_What is needed_
Within the material below, find each line bearing the word "which" and present it.

======== Materials provided

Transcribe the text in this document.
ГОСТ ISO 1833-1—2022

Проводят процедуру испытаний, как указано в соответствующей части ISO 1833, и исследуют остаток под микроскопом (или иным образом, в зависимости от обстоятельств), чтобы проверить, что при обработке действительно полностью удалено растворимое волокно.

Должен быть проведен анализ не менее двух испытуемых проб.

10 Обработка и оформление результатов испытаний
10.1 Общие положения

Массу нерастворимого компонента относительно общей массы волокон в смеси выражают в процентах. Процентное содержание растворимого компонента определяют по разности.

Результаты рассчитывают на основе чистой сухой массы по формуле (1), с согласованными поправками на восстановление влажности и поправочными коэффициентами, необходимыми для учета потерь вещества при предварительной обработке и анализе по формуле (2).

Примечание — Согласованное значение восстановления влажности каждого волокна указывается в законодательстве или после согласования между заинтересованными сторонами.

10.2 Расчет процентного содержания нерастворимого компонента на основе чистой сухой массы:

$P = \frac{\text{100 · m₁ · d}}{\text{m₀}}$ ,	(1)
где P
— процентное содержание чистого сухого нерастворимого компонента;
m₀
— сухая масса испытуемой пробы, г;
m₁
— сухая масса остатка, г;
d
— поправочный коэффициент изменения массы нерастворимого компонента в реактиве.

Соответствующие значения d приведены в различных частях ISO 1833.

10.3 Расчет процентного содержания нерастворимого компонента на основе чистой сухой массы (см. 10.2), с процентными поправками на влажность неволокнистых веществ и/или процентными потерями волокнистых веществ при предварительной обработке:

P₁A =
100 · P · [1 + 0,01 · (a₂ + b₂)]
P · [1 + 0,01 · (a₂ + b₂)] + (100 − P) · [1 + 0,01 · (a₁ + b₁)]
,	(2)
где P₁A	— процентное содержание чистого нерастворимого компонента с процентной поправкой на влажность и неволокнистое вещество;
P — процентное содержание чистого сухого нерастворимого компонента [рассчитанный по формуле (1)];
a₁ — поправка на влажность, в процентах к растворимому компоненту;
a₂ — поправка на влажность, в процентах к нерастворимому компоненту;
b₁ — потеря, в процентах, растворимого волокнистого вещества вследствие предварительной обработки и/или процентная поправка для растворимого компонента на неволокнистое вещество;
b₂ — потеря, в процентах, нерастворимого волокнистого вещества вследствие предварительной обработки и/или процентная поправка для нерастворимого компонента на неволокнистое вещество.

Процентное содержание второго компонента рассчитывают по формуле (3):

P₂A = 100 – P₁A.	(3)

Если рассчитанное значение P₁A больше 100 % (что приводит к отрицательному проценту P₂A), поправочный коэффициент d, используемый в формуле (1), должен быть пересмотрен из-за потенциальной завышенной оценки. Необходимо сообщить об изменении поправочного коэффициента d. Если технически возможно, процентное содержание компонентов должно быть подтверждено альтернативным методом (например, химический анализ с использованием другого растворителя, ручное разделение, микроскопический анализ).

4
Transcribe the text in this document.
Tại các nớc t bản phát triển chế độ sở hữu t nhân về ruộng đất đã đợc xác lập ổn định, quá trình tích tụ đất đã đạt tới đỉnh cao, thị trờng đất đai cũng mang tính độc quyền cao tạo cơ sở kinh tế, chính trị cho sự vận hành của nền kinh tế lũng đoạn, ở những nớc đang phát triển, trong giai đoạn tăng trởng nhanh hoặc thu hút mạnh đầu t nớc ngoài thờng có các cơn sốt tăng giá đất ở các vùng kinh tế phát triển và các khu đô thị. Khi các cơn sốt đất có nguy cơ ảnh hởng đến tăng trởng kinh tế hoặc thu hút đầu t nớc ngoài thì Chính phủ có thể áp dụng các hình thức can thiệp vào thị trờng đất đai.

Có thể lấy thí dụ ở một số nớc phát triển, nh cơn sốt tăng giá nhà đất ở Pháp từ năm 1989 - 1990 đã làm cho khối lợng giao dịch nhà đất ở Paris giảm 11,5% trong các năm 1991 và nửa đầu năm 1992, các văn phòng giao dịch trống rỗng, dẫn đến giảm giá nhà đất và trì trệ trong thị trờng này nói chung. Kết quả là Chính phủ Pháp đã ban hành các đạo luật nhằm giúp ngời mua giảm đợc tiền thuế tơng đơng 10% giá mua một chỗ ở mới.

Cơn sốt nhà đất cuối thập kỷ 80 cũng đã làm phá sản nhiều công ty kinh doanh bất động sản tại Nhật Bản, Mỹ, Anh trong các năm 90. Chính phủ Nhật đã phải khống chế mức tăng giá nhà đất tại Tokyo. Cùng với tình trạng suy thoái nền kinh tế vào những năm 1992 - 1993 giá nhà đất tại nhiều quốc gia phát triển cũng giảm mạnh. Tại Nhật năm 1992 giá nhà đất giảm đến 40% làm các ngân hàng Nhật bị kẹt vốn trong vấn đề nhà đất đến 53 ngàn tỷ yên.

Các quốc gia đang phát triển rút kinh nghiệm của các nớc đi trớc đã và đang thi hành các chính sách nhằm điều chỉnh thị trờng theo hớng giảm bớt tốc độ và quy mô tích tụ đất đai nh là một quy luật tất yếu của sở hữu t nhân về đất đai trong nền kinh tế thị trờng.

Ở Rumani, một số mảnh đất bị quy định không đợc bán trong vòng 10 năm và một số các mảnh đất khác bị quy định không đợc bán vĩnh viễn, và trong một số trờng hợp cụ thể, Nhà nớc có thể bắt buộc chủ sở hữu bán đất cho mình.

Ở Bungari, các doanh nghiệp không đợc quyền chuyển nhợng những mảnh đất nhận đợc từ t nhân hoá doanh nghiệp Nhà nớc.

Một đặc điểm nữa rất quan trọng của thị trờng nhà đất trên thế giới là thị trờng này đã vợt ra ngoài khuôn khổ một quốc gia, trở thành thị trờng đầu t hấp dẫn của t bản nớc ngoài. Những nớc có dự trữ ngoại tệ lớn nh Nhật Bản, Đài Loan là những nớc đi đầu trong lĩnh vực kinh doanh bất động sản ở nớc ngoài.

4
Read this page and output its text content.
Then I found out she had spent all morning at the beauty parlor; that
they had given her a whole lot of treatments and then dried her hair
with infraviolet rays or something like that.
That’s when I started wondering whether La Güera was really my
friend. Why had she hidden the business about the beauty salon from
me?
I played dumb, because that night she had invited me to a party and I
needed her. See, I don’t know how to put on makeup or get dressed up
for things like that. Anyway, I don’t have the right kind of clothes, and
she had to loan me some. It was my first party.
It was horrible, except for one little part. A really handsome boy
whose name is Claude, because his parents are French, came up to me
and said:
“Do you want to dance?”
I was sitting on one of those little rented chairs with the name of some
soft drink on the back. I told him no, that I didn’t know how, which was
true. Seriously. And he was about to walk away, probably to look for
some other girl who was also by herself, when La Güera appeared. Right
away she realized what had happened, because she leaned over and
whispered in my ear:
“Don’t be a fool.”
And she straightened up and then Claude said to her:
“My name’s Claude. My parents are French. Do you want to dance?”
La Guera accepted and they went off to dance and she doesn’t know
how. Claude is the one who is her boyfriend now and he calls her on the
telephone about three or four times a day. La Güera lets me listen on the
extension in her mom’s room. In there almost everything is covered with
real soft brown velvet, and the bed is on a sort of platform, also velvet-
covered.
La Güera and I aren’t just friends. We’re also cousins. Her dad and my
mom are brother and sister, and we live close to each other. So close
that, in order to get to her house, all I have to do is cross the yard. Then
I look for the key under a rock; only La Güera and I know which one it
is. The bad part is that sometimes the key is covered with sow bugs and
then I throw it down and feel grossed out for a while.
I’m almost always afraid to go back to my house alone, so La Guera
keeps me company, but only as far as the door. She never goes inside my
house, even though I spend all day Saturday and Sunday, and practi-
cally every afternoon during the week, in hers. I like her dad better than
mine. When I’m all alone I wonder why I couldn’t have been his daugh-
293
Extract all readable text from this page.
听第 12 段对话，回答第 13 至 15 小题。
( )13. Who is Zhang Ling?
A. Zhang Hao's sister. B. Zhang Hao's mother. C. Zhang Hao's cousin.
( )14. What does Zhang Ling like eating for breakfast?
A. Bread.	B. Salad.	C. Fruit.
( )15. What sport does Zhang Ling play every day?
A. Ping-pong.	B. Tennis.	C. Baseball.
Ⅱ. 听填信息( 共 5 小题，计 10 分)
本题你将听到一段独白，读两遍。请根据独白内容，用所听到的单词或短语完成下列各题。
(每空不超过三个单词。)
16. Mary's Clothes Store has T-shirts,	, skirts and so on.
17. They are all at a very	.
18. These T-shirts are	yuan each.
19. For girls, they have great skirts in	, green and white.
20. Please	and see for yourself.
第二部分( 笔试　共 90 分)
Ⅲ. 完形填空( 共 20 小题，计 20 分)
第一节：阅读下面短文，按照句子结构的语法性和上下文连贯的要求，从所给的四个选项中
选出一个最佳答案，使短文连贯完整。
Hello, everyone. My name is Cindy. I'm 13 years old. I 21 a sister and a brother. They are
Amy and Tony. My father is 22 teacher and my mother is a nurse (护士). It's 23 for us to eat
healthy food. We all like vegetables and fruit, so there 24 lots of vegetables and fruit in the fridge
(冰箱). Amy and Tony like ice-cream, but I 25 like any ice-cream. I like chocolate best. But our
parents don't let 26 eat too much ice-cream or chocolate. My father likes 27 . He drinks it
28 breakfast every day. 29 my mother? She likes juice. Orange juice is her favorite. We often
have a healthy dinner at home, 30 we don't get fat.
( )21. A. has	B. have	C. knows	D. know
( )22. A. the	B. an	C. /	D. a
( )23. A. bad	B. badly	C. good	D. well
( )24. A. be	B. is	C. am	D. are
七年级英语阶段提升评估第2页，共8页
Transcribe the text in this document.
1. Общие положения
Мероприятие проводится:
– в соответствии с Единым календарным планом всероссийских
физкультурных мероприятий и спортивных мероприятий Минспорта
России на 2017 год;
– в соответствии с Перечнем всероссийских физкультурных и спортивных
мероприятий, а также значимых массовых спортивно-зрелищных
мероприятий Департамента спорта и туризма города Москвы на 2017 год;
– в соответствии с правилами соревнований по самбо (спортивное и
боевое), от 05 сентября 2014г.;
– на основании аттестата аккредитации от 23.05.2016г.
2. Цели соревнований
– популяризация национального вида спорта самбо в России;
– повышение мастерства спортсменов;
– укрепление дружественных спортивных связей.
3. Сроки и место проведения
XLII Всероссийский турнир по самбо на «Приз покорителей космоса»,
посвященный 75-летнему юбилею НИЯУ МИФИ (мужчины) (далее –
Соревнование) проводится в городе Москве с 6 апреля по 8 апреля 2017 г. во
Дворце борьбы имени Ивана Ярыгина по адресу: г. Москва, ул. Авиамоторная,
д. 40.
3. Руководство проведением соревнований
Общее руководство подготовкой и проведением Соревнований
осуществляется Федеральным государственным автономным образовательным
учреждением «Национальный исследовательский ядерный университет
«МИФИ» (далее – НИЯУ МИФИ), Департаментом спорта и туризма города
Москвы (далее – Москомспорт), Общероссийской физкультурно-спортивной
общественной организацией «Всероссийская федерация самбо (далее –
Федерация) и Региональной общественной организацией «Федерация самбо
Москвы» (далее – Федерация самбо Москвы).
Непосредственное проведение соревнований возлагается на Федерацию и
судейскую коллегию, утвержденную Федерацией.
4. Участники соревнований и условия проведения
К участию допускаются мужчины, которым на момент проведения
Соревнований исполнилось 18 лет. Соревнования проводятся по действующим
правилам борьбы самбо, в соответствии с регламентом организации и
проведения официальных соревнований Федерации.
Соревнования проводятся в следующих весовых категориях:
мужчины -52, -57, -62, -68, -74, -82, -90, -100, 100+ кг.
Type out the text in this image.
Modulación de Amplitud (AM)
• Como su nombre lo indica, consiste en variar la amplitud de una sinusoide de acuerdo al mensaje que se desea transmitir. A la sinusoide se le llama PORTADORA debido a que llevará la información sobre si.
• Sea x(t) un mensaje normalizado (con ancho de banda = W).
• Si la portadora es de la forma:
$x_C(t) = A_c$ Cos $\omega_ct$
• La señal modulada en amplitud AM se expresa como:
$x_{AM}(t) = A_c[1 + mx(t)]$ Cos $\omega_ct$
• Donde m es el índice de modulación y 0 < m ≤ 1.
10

================

_Exercise result_
soft drink on the back. I told him no, that I didn’t know how, which was
I look for the key under a rock; only La Güera and I know which one it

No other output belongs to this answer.